WHAT IS EXPECTED
Pull every "name" line out of the data below.

THE INPUT
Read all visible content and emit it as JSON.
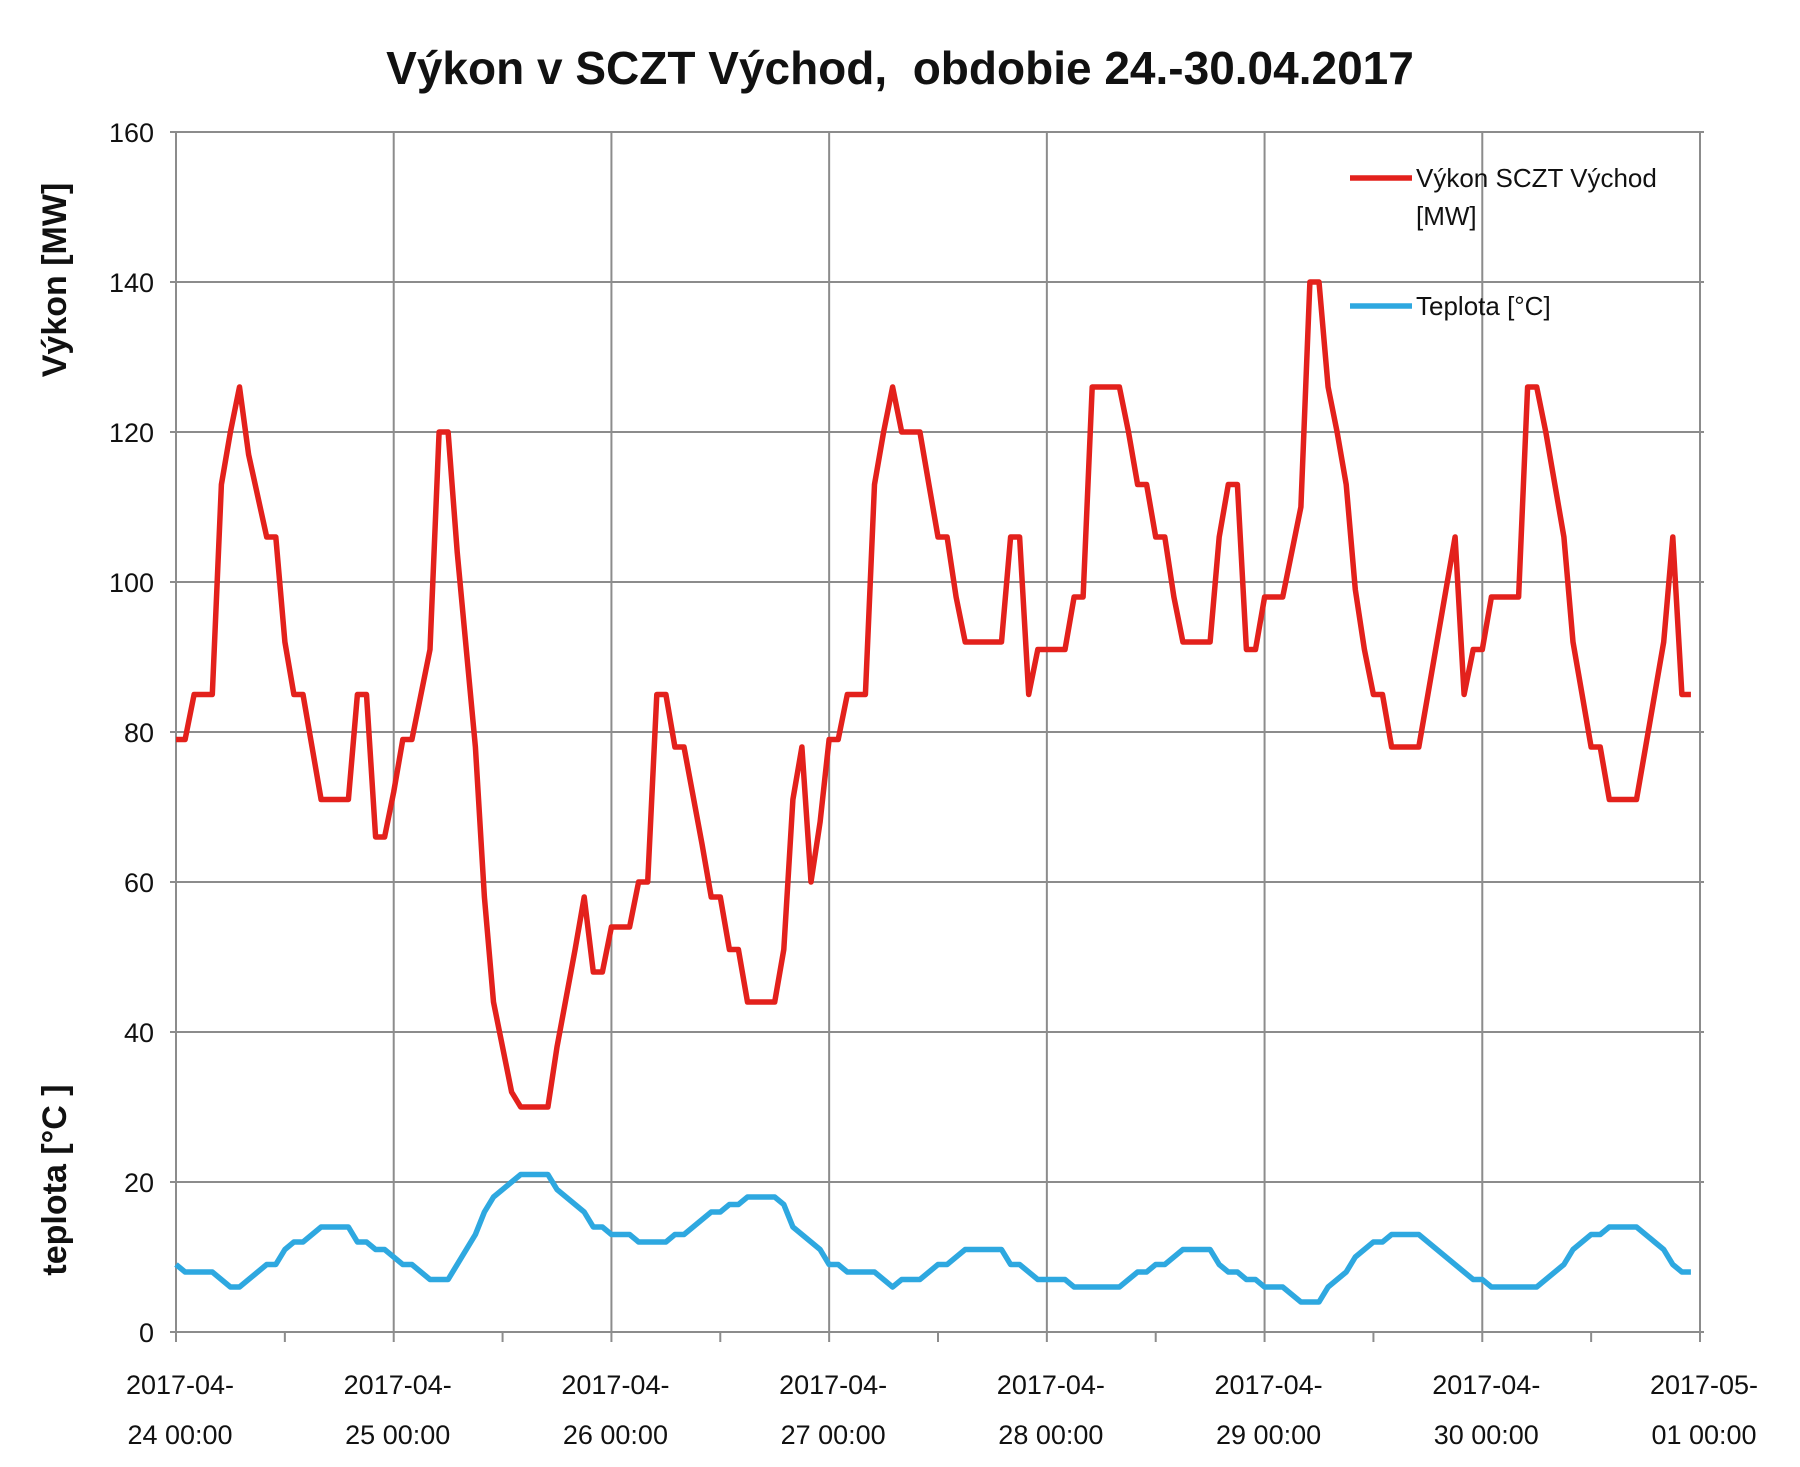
{
  "chart_data": {
    "type": "line",
    "title": "Výkon v SCZT Východ,  obdobie 24.-30.04.2017",
    "ylabel": "Výkon [MW]",
    "ylabel2": "teplota [°C ]",
    "ylim": [
      0,
      160
    ],
    "yticks": [
      "0",
      "20",
      "40",
      "60",
      "80",
      "100",
      "120",
      "140",
      "160"
    ],
    "xlim": [
      "2017-04-24 00:00",
      "2017-05-01 00:00"
    ],
    "xticks": [
      [
        "2017-04-",
        "24 00:00"
      ],
      [
        "2017-04-",
        "25 00:00"
      ],
      [
        "2017-04-",
        "26 00:00"
      ],
      [
        "2017-04-",
        "27 00:00"
      ],
      [
        "2017-04-",
        "28 00:00"
      ],
      [
        "2017-04-",
        "29 00:00"
      ],
      [
        "2017-04-",
        "30 00:00"
      ],
      [
        "2017-05-",
        "01 00:00"
      ]
    ],
    "grid": true,
    "legend_position": "top-right",
    "series": [
      {
        "name": "Výkon SCZT Východ [MW]",
        "legend_lines": [
          "Výkon SCZT Východ",
          "[MW]"
        ],
        "color": "#e3211c",
        "points": [
          [
            "2017-04-24 00:00",
            79
          ],
          [
            "2017-04-24 01:00",
            79
          ],
          [
            "2017-04-24 02:00",
            85
          ],
          [
            "2017-04-24 04:00",
            85
          ],
          [
            "2017-04-24 05:00",
            113
          ],
          [
            "2017-04-24 06:00",
            120
          ],
          [
            "2017-04-24 07:00",
            126
          ],
          [
            "2017-04-24 08:00",
            117
          ],
          [
            "2017-04-24 10:00",
            106
          ],
          [
            "2017-04-24 11:00",
            106
          ],
          [
            "2017-04-24 12:00",
            92
          ],
          [
            "2017-04-24 13:00",
            85
          ],
          [
            "2017-04-24 14:00",
            85
          ],
          [
            "2017-04-24 16:00",
            71
          ],
          [
            "2017-04-24 19:00",
            71
          ],
          [
            "2017-04-24 20:00",
            85
          ],
          [
            "2017-04-24 21:00",
            85
          ],
          [
            "2017-04-24 22:00",
            66
          ],
          [
            "2017-04-24 23:00",
            66
          ],
          [
            "2017-04-25 00:00",
            72
          ],
          [
            "2017-04-25 01:00",
            79
          ],
          [
            "2017-04-25 02:00",
            79
          ],
          [
            "2017-04-25 04:00",
            91
          ],
          [
            "2017-04-25 05:00",
            120
          ],
          [
            "2017-04-25 06:00",
            120
          ],
          [
            "2017-04-25 07:00",
            104
          ],
          [
            "2017-04-25 09:00",
            78
          ],
          [
            "2017-04-25 10:00",
            58
          ],
          [
            "2017-04-25 11:00",
            44
          ],
          [
            "2017-04-25 13:00",
            32
          ],
          [
            "2017-04-25 14:00",
            30
          ],
          [
            "2017-04-25 17:00",
            30
          ],
          [
            "2017-04-25 18:00",
            38
          ],
          [
            "2017-04-25 20:00",
            51
          ],
          [
            "2017-04-25 21:00",
            58
          ],
          [
            "2017-04-25 22:00",
            48
          ],
          [
            "2017-04-25 23:00",
            48
          ],
          [
            "2017-04-26 00:00",
            54
          ],
          [
            "2017-04-26 02:00",
            54
          ],
          [
            "2017-04-26 03:00",
            60
          ],
          [
            "2017-04-26 04:00",
            60
          ],
          [
            "2017-04-26 05:00",
            85
          ],
          [
            "2017-04-26 06:00",
            85
          ],
          [
            "2017-04-26 07:00",
            78
          ],
          [
            "2017-04-26 08:00",
            78
          ],
          [
            "2017-04-26 10:00",
            65
          ],
          [
            "2017-04-26 11:00",
            58
          ],
          [
            "2017-04-26 12:00",
            58
          ],
          [
            "2017-04-26 13:00",
            51
          ],
          [
            "2017-04-26 14:00",
            51
          ],
          [
            "2017-04-26 15:00",
            44
          ],
          [
            "2017-04-26 18:00",
            44
          ],
          [
            "2017-04-26 19:00",
            51
          ],
          [
            "2017-04-26 20:00",
            71
          ],
          [
            "2017-04-26 21:00",
            78
          ],
          [
            "2017-04-26 22:00",
            60
          ],
          [
            "2017-04-26 23:00",
            68
          ],
          [
            "2017-04-27 00:00",
            79
          ],
          [
            "2017-04-27 01:00",
            79
          ],
          [
            "2017-04-27 02:00",
            85
          ],
          [
            "2017-04-27 04:00",
            85
          ],
          [
            "2017-04-27 05:00",
            113
          ],
          [
            "2017-04-27 06:00",
            120
          ],
          [
            "2017-04-27 07:00",
            126
          ],
          [
            "2017-04-27 08:00",
            120
          ],
          [
            "2017-04-27 10:00",
            120
          ],
          [
            "2017-04-27 11:00",
            113
          ],
          [
            "2017-04-27 12:00",
            106
          ],
          [
            "2017-04-27 13:00",
            106
          ],
          [
            "2017-04-27 14:00",
            98
          ],
          [
            "2017-04-27 15:00",
            92
          ],
          [
            "2017-04-27 19:00",
            92
          ],
          [
            "2017-04-27 20:00",
            106
          ],
          [
            "2017-04-27 21:00",
            106
          ],
          [
            "2017-04-27 22:00",
            85
          ],
          [
            "2017-04-27 23:00",
            91
          ],
          [
            "2017-04-28 02:00",
            91
          ],
          [
            "2017-04-28 03:00",
            98
          ],
          [
            "2017-04-28 04:00",
            98
          ],
          [
            "2017-04-28 05:00",
            126
          ],
          [
            "2017-04-28 08:00",
            126
          ],
          [
            "2017-04-28 09:00",
            120
          ],
          [
            "2017-04-28 10:00",
            113
          ],
          [
            "2017-04-28 11:00",
            113
          ],
          [
            "2017-04-28 12:00",
            106
          ],
          [
            "2017-04-28 13:00",
            106
          ],
          [
            "2017-04-28 14:00",
            98
          ],
          [
            "2017-04-28 15:00",
            92
          ],
          [
            "2017-04-28 18:00",
            92
          ],
          [
            "2017-04-28 19:00",
            106
          ],
          [
            "2017-04-28 20:00",
            113
          ],
          [
            "2017-04-28 21:00",
            113
          ],
          [
            "2017-04-28 22:00",
            91
          ],
          [
            "2017-04-28 23:00",
            91
          ],
          [
            "2017-04-29 00:00",
            98
          ],
          [
            "2017-04-29 02:00",
            98
          ],
          [
            "2017-04-29 03:00",
            104
          ],
          [
            "2017-04-29 04:00",
            110
          ],
          [
            "2017-04-29 05:00",
            140
          ],
          [
            "2017-04-29 06:00",
            140
          ],
          [
            "2017-04-29 07:00",
            126
          ],
          [
            "2017-04-29 08:00",
            120
          ],
          [
            "2017-04-29 09:00",
            113
          ],
          [
            "2017-04-29 10:00",
            99
          ],
          [
            "2017-04-29 11:00",
            91
          ],
          [
            "2017-04-29 12:00",
            85
          ],
          [
            "2017-04-29 13:00",
            85
          ],
          [
            "2017-04-29 14:00",
            78
          ],
          [
            "2017-04-29 17:00",
            78
          ],
          [
            "2017-04-29 18:00",
            85
          ],
          [
            "2017-04-29 20:00",
            99
          ],
          [
            "2017-04-29 21:00",
            106
          ],
          [
            "2017-04-29 22:00",
            85
          ],
          [
            "2017-04-29 23:00",
            91
          ],
          [
            "2017-04-30 00:00",
            91
          ],
          [
            "2017-04-30 01:00",
            98
          ],
          [
            "2017-04-30 04:00",
            98
          ],
          [
            "2017-04-30 05:00",
            126
          ],
          [
            "2017-04-30 06:00",
            126
          ],
          [
            "2017-04-30 07:00",
            120
          ],
          [
            "2017-04-30 09:00",
            106
          ],
          [
            "2017-04-30 10:00",
            92
          ],
          [
            "2017-04-30 11:00",
            85
          ],
          [
            "2017-04-30 12:00",
            78
          ],
          [
            "2017-04-30 13:00",
            78
          ],
          [
            "2017-04-30 14:00",
            71
          ],
          [
            "2017-04-30 17:00",
            71
          ],
          [
            "2017-04-30 18:00",
            78
          ],
          [
            "2017-04-30 20:00",
            92
          ],
          [
            "2017-04-30 21:00",
            106
          ],
          [
            "2017-04-30 22:00",
            85
          ],
          [
            "2017-04-30 23:00",
            85
          ]
        ]
      },
      {
        "name": "Teplota [°C]",
        "legend_lines": [
          "Teplota [°C]"
        ],
        "color": "#2ea8e0",
        "points": [
          [
            "2017-04-24 00:00",
            9
          ],
          [
            "2017-04-24 01:00",
            8
          ],
          [
            "2017-04-24 04:00",
            8
          ],
          [
            "2017-04-24 06:00",
            6
          ],
          [
            "2017-04-24 07:00",
            6
          ],
          [
            "2017-04-24 10:00",
            9
          ],
          [
            "2017-04-24 11:00",
            9
          ],
          [
            "2017-04-24 12:00",
            11
          ],
          [
            "2017-04-24 13:00",
            12
          ],
          [
            "2017-04-24 14:00",
            12
          ],
          [
            "2017-04-24 16:00",
            14
          ],
          [
            "2017-04-24 19:00",
            14
          ],
          [
            "2017-04-24 20:00",
            12
          ],
          [
            "2017-04-24 21:00",
            12
          ],
          [
            "2017-04-24 22:00",
            11
          ],
          [
            "2017-04-24 23:00",
            11
          ],
          [
            "2017-04-25 01:00",
            9
          ],
          [
            "2017-04-25 02:00",
            9
          ],
          [
            "2017-04-25 04:00",
            7
          ],
          [
            "2017-04-25 06:00",
            7
          ],
          [
            "2017-04-25 09:00",
            13
          ],
          [
            "2017-04-25 10:00",
            16
          ],
          [
            "2017-04-25 11:00",
            18
          ],
          [
            "2017-04-25 14:00",
            21
          ],
          [
            "2017-04-25 17:00",
            21
          ],
          [
            "2017-04-25 18:00",
            19
          ],
          [
            "2017-04-25 21:00",
            16
          ],
          [
            "2017-04-25 22:00",
            14
          ],
          [
            "2017-04-25 23:00",
            14
          ],
          [
            "2017-04-26 00:00",
            13
          ],
          [
            "2017-04-26 02:00",
            13
          ],
          [
            "2017-04-26 03:00",
            12
          ],
          [
            "2017-04-26 06:00",
            12
          ],
          [
            "2017-04-26 07:00",
            13
          ],
          [
            "2017-04-26 08:00",
            13
          ],
          [
            "2017-04-26 11:00",
            16
          ],
          [
            "2017-04-26 12:00",
            16
          ],
          [
            "2017-04-26 13:00",
            17
          ],
          [
            "2017-04-26 14:00",
            17
          ],
          [
            "2017-04-26 15:00",
            18
          ],
          [
            "2017-04-26 18:00",
            18
          ],
          [
            "2017-04-26 19:00",
            17
          ],
          [
            "2017-04-26 20:00",
            14
          ],
          [
            "2017-04-26 23:00",
            11
          ],
          [
            "2017-04-27 00:00",
            9
          ],
          [
            "2017-04-27 01:00",
            9
          ],
          [
            "2017-04-27 02:00",
            8
          ],
          [
            "2017-04-27 05:00",
            8
          ],
          [
            "2017-04-27 07:00",
            6
          ],
          [
            "2017-04-27 08:00",
            7
          ],
          [
            "2017-04-27 10:00",
            7
          ],
          [
            "2017-04-27 12:00",
            9
          ],
          [
            "2017-04-27 13:00",
            9
          ],
          [
            "2017-04-27 15:00",
            11
          ],
          [
            "2017-04-27 19:00",
            11
          ],
          [
            "2017-04-27 20:00",
            9
          ],
          [
            "2017-04-27 21:00",
            9
          ],
          [
            "2017-04-27 23:00",
            7
          ],
          [
            "2017-04-28 02:00",
            7
          ],
          [
            "2017-04-28 03:00",
            6
          ],
          [
            "2017-04-28 08:00",
            6
          ],
          [
            "2017-04-28 10:00",
            8
          ],
          [
            "2017-04-28 11:00",
            8
          ],
          [
            "2017-04-28 12:00",
            9
          ],
          [
            "2017-04-28 13:00",
            9
          ],
          [
            "2017-04-28 15:00",
            11
          ],
          [
            "2017-04-28 18:00",
            11
          ],
          [
            "2017-04-28 19:00",
            9
          ],
          [
            "2017-04-28 20:00",
            8
          ],
          [
            "2017-04-28 21:00",
            8
          ],
          [
            "2017-04-28 22:00",
            7
          ],
          [
            "2017-04-28 23:00",
            7
          ],
          [
            "2017-04-29 00:00",
            6
          ],
          [
            "2017-04-29 02:00",
            6
          ],
          [
            "2017-04-29 04:00",
            4
          ],
          [
            "2017-04-29 06:00",
            4
          ],
          [
            "2017-04-29 07:00",
            6
          ],
          [
            "2017-04-29 09:00",
            8
          ],
          [
            "2017-04-29 10:00",
            10
          ],
          [
            "2017-04-29 12:00",
            12
          ],
          [
            "2017-04-29 13:00",
            12
          ],
          [
            "2017-04-29 14:00",
            13
          ],
          [
            "2017-04-29 17:00",
            13
          ],
          [
            "2017-04-29 22:00",
            8
          ],
          [
            "2017-04-29 23:00",
            7
          ],
          [
            "2017-04-30 00:00",
            7
          ],
          [
            "2017-04-30 01:00",
            6
          ],
          [
            "2017-04-30 06:00",
            6
          ],
          [
            "2017-04-30 09:00",
            9
          ],
          [
            "2017-04-30 10:00",
            11
          ],
          [
            "2017-04-30 12:00",
            13
          ],
          [
            "2017-04-30 13:00",
            13
          ],
          [
            "2017-04-30 14:00",
            14
          ],
          [
            "2017-04-30 17:00",
            14
          ],
          [
            "2017-04-30 20:00",
            11
          ],
          [
            "2017-04-30 21:00",
            9
          ],
          [
            "2017-04-30 22:00",
            8
          ],
          [
            "2017-04-30 23:00",
            8
          ]
        ]
      }
    ]
  }
}
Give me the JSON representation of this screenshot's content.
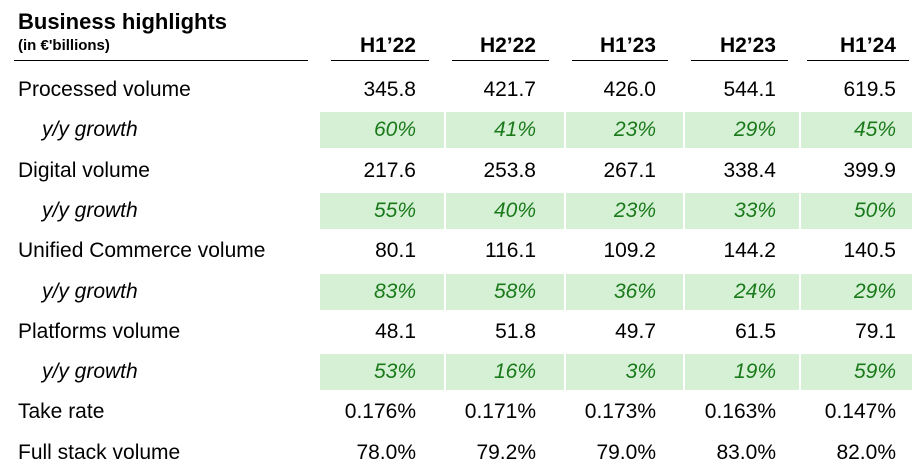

RESULT
        "name": "Výkon SCZT Východ [MW]",
        "name": "Teplota [°C]",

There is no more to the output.